■ **Problem to work on**
Select every line containing the word "since" from the material, and copy those lines.

:: Source records ::

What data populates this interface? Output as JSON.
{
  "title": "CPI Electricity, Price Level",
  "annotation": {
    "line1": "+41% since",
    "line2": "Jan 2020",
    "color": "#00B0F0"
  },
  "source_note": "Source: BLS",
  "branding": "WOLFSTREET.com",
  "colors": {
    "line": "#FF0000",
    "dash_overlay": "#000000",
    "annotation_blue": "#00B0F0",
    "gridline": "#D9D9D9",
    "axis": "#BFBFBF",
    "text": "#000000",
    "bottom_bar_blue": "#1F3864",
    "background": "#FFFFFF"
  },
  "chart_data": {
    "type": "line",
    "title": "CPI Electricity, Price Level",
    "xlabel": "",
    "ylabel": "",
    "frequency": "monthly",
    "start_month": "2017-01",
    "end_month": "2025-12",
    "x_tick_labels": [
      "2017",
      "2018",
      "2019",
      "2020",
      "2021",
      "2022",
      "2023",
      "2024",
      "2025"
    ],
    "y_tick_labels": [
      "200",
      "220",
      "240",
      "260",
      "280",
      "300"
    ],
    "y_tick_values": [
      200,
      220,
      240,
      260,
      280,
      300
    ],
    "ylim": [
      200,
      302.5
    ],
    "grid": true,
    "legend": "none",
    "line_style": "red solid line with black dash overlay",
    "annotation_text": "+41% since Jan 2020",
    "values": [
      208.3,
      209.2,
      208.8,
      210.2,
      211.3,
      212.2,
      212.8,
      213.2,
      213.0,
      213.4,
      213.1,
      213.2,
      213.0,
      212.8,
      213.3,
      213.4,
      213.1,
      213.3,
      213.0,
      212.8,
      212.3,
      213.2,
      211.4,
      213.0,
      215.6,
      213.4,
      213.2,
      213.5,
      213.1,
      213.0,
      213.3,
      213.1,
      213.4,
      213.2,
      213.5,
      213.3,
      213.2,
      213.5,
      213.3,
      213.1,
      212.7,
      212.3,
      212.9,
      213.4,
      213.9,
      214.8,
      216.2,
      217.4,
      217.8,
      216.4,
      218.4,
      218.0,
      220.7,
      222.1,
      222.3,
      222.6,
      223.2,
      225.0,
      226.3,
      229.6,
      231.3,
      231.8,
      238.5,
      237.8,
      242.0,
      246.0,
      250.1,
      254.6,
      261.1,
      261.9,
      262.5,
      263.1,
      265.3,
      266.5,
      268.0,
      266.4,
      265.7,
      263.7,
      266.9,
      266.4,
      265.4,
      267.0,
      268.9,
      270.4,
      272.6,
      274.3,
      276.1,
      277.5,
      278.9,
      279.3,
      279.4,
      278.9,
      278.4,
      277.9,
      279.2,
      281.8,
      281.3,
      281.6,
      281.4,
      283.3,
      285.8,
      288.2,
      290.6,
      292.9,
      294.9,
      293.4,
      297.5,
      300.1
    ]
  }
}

:::
:: Source records ::

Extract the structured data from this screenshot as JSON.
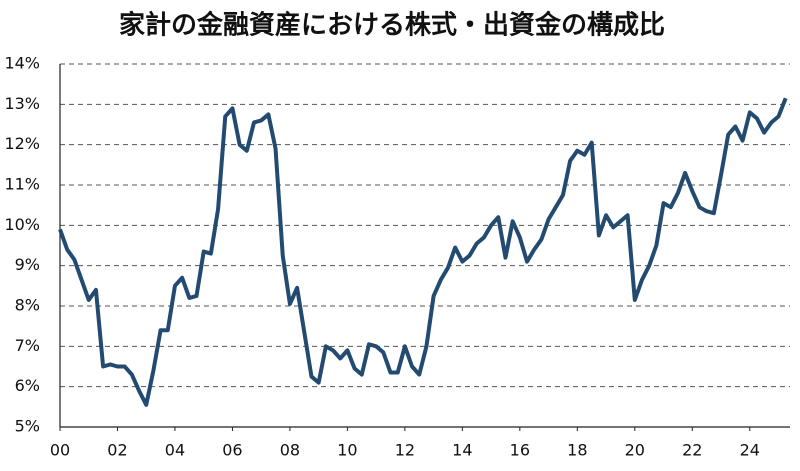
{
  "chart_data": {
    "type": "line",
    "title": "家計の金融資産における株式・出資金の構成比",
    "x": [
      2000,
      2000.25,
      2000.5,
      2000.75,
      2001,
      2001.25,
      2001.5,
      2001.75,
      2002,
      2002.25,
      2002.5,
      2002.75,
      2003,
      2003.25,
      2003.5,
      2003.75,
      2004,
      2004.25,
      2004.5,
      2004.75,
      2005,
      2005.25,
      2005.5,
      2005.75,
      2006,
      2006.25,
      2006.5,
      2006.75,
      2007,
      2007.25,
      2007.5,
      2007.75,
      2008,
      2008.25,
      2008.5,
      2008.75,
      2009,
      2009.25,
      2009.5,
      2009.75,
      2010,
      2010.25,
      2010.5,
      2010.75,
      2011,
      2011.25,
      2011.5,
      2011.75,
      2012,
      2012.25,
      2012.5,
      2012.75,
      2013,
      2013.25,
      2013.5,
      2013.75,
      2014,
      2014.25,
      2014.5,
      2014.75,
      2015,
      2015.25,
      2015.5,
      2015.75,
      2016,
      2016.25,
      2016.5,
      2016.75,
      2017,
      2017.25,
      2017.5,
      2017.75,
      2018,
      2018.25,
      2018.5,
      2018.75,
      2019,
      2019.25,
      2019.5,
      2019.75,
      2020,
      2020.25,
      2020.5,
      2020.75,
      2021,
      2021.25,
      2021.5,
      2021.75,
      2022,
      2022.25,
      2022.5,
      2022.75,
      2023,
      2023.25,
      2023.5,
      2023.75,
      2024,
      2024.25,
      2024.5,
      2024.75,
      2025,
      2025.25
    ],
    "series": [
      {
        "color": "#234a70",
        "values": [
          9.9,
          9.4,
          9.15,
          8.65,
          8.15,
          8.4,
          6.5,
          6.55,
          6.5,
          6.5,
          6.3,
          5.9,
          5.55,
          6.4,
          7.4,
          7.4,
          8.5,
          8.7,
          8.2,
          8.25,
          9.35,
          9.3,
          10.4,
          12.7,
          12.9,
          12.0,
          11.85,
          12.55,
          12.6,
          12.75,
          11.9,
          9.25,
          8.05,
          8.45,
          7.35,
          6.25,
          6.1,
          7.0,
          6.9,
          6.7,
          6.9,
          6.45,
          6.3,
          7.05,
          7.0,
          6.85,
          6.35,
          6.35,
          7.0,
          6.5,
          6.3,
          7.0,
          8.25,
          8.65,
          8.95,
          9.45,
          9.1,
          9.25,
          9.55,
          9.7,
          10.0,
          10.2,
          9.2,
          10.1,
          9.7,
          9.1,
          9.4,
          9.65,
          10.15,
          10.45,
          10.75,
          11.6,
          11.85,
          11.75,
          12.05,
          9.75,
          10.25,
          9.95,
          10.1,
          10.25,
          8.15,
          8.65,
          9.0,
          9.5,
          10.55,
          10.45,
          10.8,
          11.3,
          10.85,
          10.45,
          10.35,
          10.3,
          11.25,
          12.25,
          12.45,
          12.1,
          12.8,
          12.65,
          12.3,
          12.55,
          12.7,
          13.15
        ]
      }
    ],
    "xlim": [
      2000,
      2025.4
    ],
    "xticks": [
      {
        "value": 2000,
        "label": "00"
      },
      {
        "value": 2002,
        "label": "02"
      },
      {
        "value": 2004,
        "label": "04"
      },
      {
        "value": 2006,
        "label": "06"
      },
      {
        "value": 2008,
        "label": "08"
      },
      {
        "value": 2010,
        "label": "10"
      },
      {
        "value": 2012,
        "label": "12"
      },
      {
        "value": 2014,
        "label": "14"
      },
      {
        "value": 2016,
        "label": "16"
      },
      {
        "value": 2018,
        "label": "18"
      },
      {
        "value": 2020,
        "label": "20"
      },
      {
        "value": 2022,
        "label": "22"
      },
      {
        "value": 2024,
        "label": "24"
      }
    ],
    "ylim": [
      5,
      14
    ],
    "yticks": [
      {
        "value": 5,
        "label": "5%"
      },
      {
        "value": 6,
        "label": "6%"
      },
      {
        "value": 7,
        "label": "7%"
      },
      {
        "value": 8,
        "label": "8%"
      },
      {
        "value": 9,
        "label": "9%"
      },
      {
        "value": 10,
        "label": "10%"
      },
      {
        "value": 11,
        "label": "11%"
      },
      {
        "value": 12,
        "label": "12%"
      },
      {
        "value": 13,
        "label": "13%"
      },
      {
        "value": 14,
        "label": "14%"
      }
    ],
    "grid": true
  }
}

:::

■ **Full output**
    "line1": "+41% since",
    "annotation_text": "+41% since Jan 2020",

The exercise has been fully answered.